● Stated exercise
Repeat the material verbatim and drop the pictures.

Dataset entries
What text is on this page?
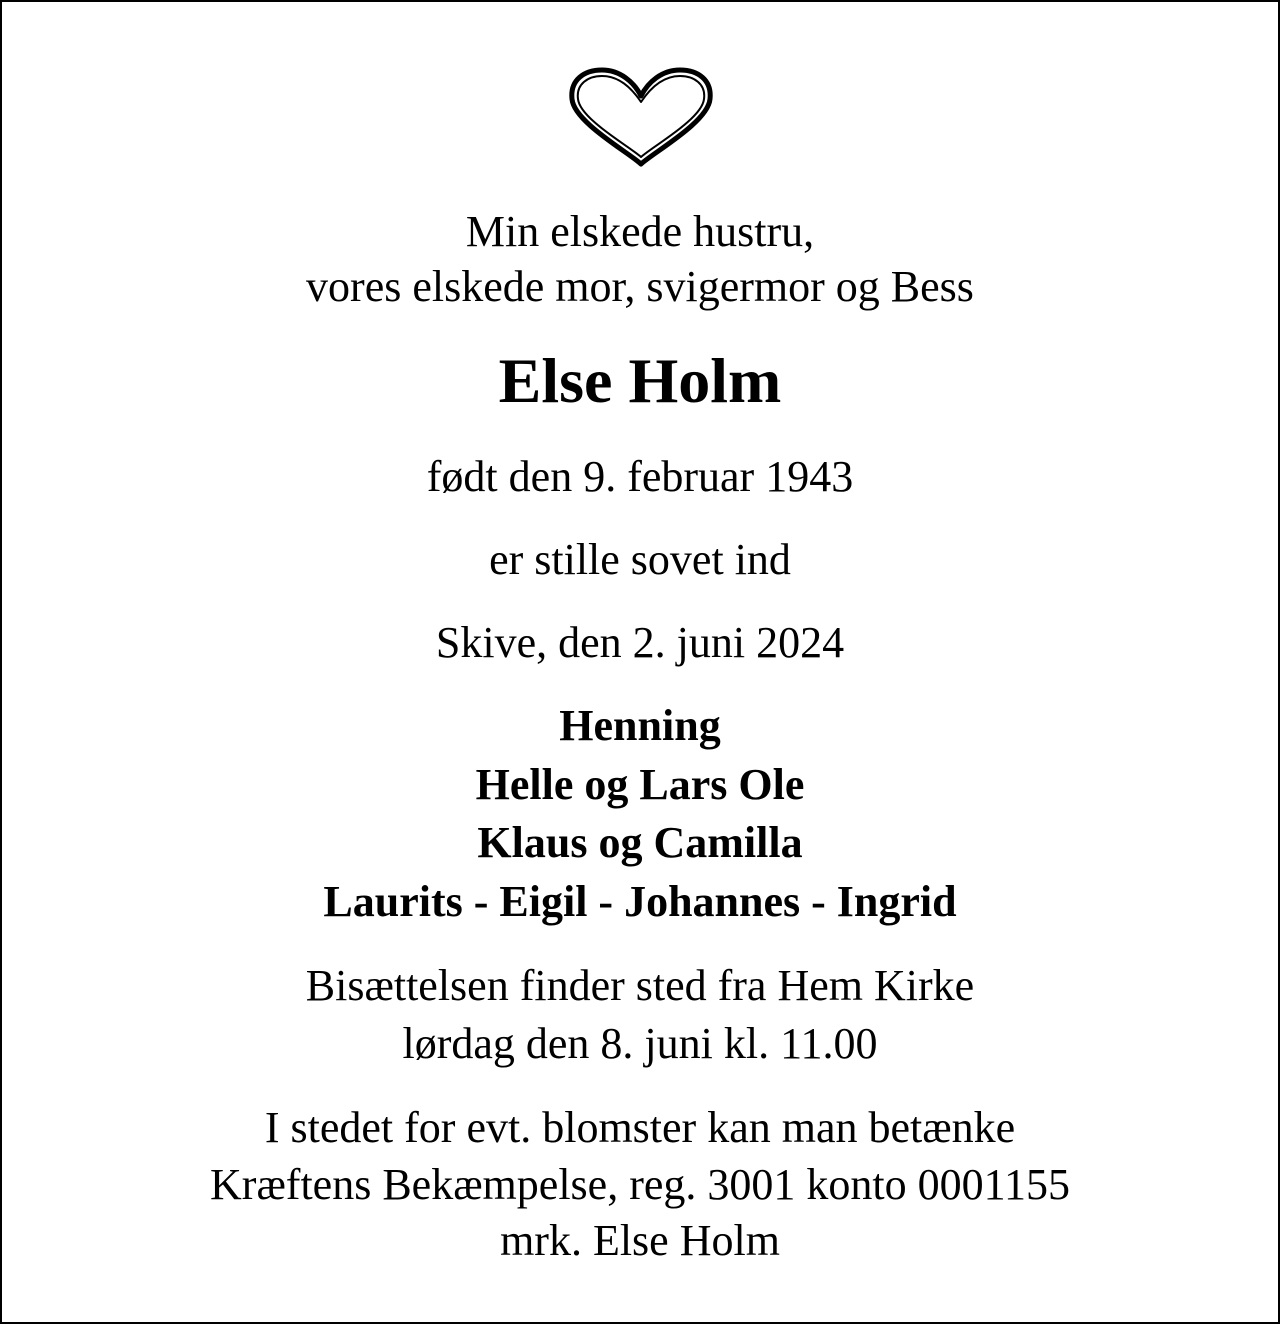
Min elskede hustru,
vores elskede mor, svigermor og Bess
Else Holm
født den 9. februar 1943
er stille sovet ind
Skive, den 2. juni 2024
Henning
Helle og Lars Ole
Klaus og Camilla
Laurits - Eigil - Johannes - Ingrid
Bisættelsen finder sted fra Hem Kirke
lørdag den 8. juni kl. 11.00
I stedet for evt. blomster kan man betænke
Kræftens Bekæmpelse, reg. 3001 konto 0001155
mrk. Else Holm
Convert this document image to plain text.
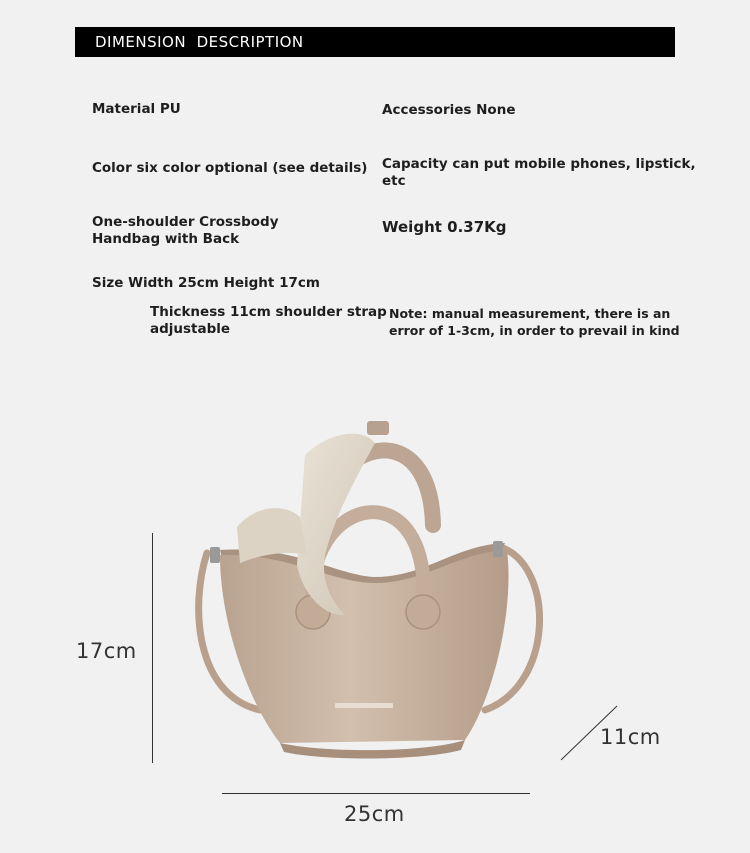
DIMENSION  DESCRIPTION
Material PU	Accessories None
Color six color optional (see details) Capacity can put mobile phones, lipstick,
etc
One-shoulder Crossbody
Handbag with Back
Weight 0.37Kg
Size Width 25cm Height 17cm
Thickness 11cm shoulder strap
adjustable
Note: manual measurement, there is an
error of 1-3cm, in order to prevail in kind
17cm
25cm
11cm
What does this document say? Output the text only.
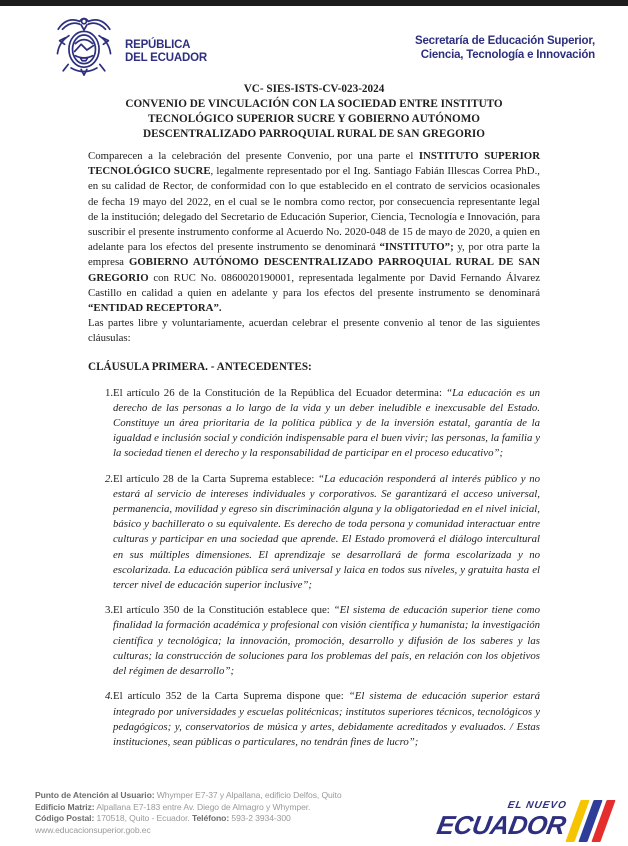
REPÚBLICA
DEL ECUADOR
Secretaría de Educación Superior,
Ciencia, Tecnología e Innovación
VC- SIES-ISTS-CV-023-2024
CONVENIO DE VINCULACIÓN CON LA SOCIEDAD ENTRE INSTITUTO
TECNOLÓGICO SUPERIOR SUCRE Y GOBIERNO AUTÓNOMO
DESCENTRALIZADO PARROQUIAL RURAL DE SAN GREGORIO

Comparecen a la celebración del presente Convenio, por una parte el INSTITUTO SUPERIOR TECNOLÓGICO SUCRE, legalmente representado por el Ing. Santiago Fabián Illescas Correa PhD., en su calidad de Rector, de conformidad con lo que establecido en el contrato de servicios ocasionales de fecha 19 mayo del 2022, en el cual se le nombra como rector, por consecuencia representante legal de la institución; delegado del Secretario de Educación Superior, Ciencia, Tecnología e Innovación, para suscribir el presente instrumento conforme al Acuerdo No. 2020-048 de 15 de mayo de 2020, a quien en adelante para los efectos del presente instrumento se denominará “INSTITUTO”; y, por otra parte la empresa GOBIERNO AUTÓNOMO DESCENTRALIZADO PARROQUIAL RURAL DE SAN GREGORIO con RUC No. 0860020190001, representada legalmente por David Fernando Álvarez Castillo en calidad a quien en adelante y para los efectos del presente instrumento se denominará “ENTIDAD RECEPTORA”.

Las partes libre y voluntariamente, acuerdan celebrar el presente convenio al tenor de las siguientes cláusulas:

CLÁUSULA PRIMERA. - ANTECEDENTES:

1. El artículo 26 de la Constitución de la República del Ecuador determina: “La educación es un derecho de las personas a lo largo de la vida y un deber ineludible e inexcusable del Estado. Constituye un área prioritaria de la política pública y de la inversión estatal, garantía de la igualdad e inclusión social y condición indispensable para el buen vivir; las personas, la familia y la sociedad tienen el derecho y la responsabilidad de participar en el proceso educativo”;
2. El artículo 28 de la Carta Suprema establece: “La educación responderá al interés público y no estará al servicio de intereses individuales y corporativos. Se garantizará el acceso universal, permanencia, movilidad y egreso sin discriminación alguna y la obligatoriedad en el nivel inicial, básico y bachillerato o su equivalente. Es derecho de toda persona y comunidad interactuar entre culturas y participar en una sociedad que aprende. El Estado promoverá el diálogo intercultural en sus múltiples dimensiones. El aprendizaje se desarrollará de forma escolarizada y no escolarizada. La educación pública será universal y laica en todos sus niveles, y gratuita hasta el tercer nivel de educación superior inclusive”;
3. El artículo 350 de la Constitución establece que: “El sistema de educación superior tiene como finalidad la formación académica y profesional con visión científica y humanista; la investigación científica y tecnológica; la innovación, promoción, desarrollo y difusión de los saberes y las culturas; la construcción de soluciones para los problemas del país, en relación con los objetivos del régimen de desarrollo”;
4. El artículo 352 de la Carta Suprema dispone que: “El sistema de educación superior estará integrado por universidades y escuelas politécnicas; institutos superiores técnicos, tecnológicos y pedagógicos; y, conservatorios de música y artes, debidamente acreditados y evaluados. / Estas instituciones, sean públicas o particulares, no tendrán fines de lucro”;
Punto de Atención al Usuario: Whymper E7-37 y Alpallana, edificio Delfos, Quito
Edificio Matriz: Alpallana E7-183 entre Av. Diego de Almagro y Whymper.
Código Postal: 170518, Quito - Ecuador. Teléfono: 593-2 3934-300
www.educacionsuperior.gob.ec
EL NUEVO
ECUADOR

● Task result
What text is on this page?
Min elskede hustru,
vores elskede mor, svigermor og Bess
Else Holm
født den 9. februar 1943
er stille sovet ind
Skive, den 2. juni 2024
Henning
Helle og Lars Ole
Klaus og Camilla
Laurits - Eigil - Johannes - Ingrid
Bisættelsen finder sted fra Hem Kirke
lørdag den 8. juni kl. 11.00
I stedet for evt. blomster kan man betænke
Kræftens Bekæmpelse, reg. 3001 konto 0001155
mrk. Else Holm
Convert this document image to plain text.
DIMENSION  DESCRIPTION
Material PU	Accessories None
Color six color optional (see details) Capacity can put mobile phones, lipstick,
etc
One-shoulder Crossbody
Handbag with Back
Weight 0.37Kg
Size Width 25cm Height 17cm
Thickness 11cm shoulder strap
adjustable
Note: manual measurement, there is an
error of 1-3cm, in order to prevail in kind
17cm
25cm
11cm
What does this document say? Output the text only.
REPÚBLICA
DEL ECUADOR
Secretaría de Educación Superior,
Ciencia, Tecnología e Innovación
VC- SIES-ISTS-CV-023-2024
CONVENIO DE VINCULACIÓN CON LA SOCIEDAD ENTRE INSTITUTO
TECNOLÓGICO SUPERIOR SUCRE Y GOBIERNO AUTÓNOMO
DESCENTRALIZADO PARROQUIAL RURAL DE SAN GREGORIO

Comparecen a la celebración del presente Convenio, por una parte el INSTITUTO SUPERIOR TECNOLÓGICO SUCRE, legalmente representado por el Ing. Santiago Fabián Illescas Correa PhD., en su calidad de Rector, de conformidad con lo que establecido en el contrato de servicios ocasionales de fecha 19 mayo del 2022, en el cual se le nombra como rector, por consecuencia representante legal de la institución; delegado del Secretario de Educación Superior, Ciencia, Tecnología e Innovación, para suscribir el presente instrumento conforme al Acuerdo No. 2020-048 de 15 de mayo de 2020, a quien en adelante para los efectos del presente instrumento se denominará “INSTITUTO”; y, por otra parte la empresa GOBIERNO AUTÓNOMO DESCENTRALIZADO PARROQUIAL RURAL DE SAN GREGORIO con RUC No. 0860020190001, representada legalmente por David Fernando Álvarez Castillo en calidad a quien en adelante y para los efectos del presente instrumento se denominará “ENTIDAD RECEPTORA”.

Las partes libre y voluntariamente, acuerdan celebrar el presente convenio al tenor de las siguientes cláusulas:

CLÁUSULA PRIMERA. - ANTECEDENTES:

1. El artículo 26 de la Constitución de la República del Ecuador determina: “La educación es un derecho de las personas a lo largo de la vida y un deber ineludible e inexcusable del Estado. Constituye un área prioritaria de la política pública y de la inversión estatal, garantía de la igualdad e inclusión social y condición indispensable para el buen vivir; las personas, la familia y la sociedad tienen el derecho y la responsabilidad de participar en el proceso educativo”;
2. El artículo 28 de la Carta Suprema establece: “La educación responderá al interés público y no estará al servicio de intereses individuales y corporativos. Se garantizará el acceso universal, permanencia, movilidad y egreso sin discriminación alguna y la obligatoriedad en el nivel inicial, básico y bachillerato o su equivalente. Es derecho de toda persona y comunidad interactuar entre culturas y participar en una sociedad que aprende. El Estado promoverá el diálogo intercultural en sus múltiples dimensiones. El aprendizaje se desarrollará de forma escolarizada y no escolarizada. La educación pública será universal y laica en todos sus niveles, y gratuita hasta el tercer nivel de educación superior inclusive”;
3. El artículo 350 de la Constitución establece que: “El sistema de educación superior tiene como finalidad la formación académica y profesional con visión científica y humanista; la investigación científica y tecnológica; la innovación, promoción, desarrollo y difusión de los saberes y las culturas; la construcción de soluciones para los problemas del país, en relación con los objetivos del régimen de desarrollo”;
4. El artículo 352 de la Carta Suprema dispone que: “El sistema de educación superior estará integrado por universidades y escuelas politécnicas; institutos superiores técnicos, tecnológicos y pedagógicos; y, conservatorios de música y artes, debidamente acreditados y evaluados. / Estas instituciones, sean públicas o particulares, no tendrán fines de lucro”;
Punto de Atención al Usuario: Whymper E7-37 y Alpallana, edificio Delfos, Quito
Edificio Matriz: Alpallana E7-183 entre Av. Diego de Almagro y Whymper.
Código Postal: 170518, Quito - Ecuador. Teléfono: 593-2 3934-300
www.educacionsuperior.gob.ec
EL NUEVO
ECUADOR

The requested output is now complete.